[Stored data]

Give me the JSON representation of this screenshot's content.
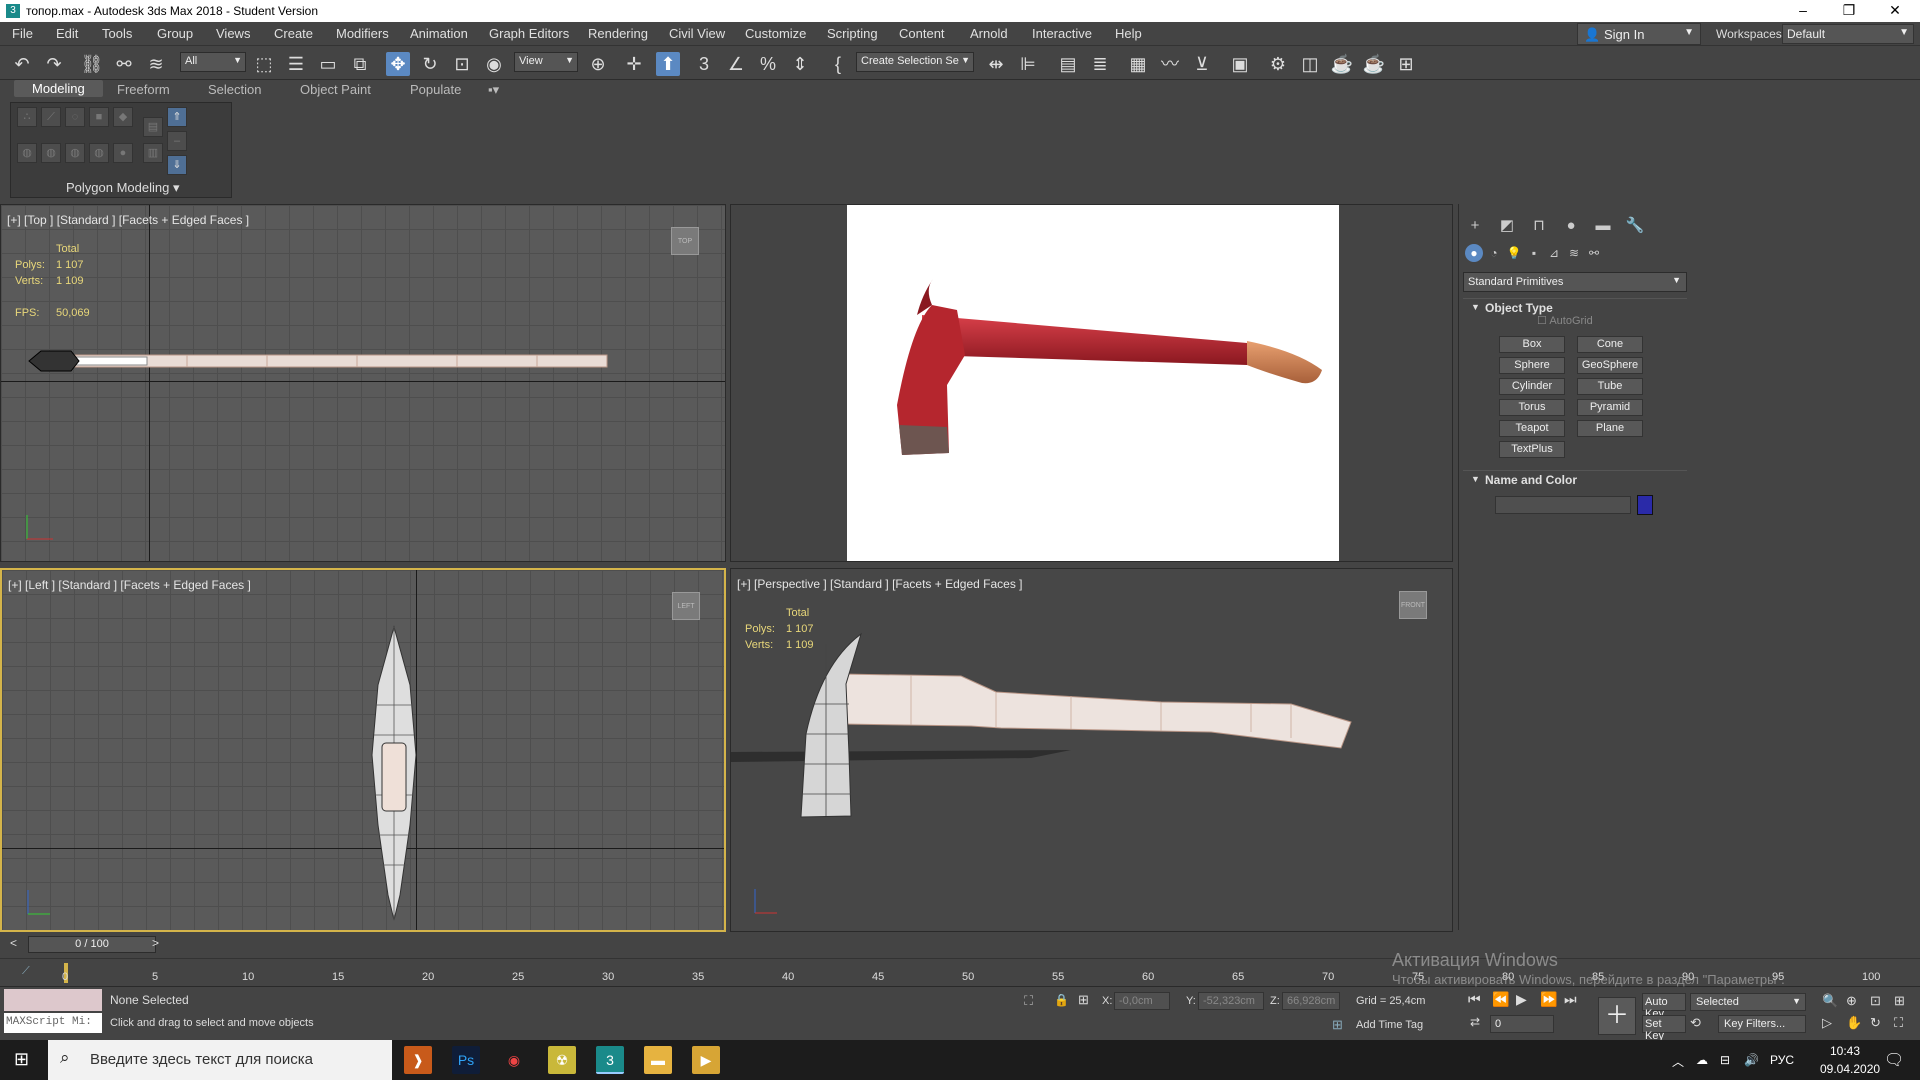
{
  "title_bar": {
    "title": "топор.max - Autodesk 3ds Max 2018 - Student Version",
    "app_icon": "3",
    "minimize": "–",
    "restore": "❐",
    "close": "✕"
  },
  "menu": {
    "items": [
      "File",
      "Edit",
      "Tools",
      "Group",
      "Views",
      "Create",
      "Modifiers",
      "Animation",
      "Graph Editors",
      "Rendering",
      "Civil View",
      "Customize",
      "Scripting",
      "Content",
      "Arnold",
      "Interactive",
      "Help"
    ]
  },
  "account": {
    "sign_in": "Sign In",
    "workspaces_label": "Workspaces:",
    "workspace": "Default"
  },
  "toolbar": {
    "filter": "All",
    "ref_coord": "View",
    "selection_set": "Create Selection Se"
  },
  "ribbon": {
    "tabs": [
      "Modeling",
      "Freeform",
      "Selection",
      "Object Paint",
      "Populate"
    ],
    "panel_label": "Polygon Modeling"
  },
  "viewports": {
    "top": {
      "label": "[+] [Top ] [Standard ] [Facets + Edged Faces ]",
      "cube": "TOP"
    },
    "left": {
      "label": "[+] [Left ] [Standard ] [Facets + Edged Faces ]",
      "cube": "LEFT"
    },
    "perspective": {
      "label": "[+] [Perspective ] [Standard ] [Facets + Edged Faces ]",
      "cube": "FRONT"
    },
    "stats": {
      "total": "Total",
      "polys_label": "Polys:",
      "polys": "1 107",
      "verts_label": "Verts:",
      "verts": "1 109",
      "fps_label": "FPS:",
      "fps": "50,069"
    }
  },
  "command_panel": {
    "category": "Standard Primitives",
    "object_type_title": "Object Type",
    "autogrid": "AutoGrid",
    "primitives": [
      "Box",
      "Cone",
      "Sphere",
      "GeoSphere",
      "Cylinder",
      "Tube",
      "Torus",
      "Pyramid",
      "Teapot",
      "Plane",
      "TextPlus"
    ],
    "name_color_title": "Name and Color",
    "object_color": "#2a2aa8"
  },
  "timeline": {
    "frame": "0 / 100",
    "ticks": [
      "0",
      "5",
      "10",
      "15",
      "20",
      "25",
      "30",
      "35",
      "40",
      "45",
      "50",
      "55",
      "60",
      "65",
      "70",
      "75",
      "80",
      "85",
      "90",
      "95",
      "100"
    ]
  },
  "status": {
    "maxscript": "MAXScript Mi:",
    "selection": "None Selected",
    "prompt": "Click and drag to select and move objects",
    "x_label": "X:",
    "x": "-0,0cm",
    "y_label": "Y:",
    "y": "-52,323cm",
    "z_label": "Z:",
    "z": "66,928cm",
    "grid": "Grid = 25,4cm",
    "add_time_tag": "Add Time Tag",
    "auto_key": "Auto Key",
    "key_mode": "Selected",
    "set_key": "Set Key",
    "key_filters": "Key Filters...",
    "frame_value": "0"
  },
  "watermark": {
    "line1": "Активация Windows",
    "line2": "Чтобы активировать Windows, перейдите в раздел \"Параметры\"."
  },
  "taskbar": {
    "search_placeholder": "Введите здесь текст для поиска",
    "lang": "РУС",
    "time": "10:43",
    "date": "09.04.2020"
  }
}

* _What needs to be done_:
For the entries shown above, give the number of lines that include the word "Selected", without any other text.

* _Written response_:
2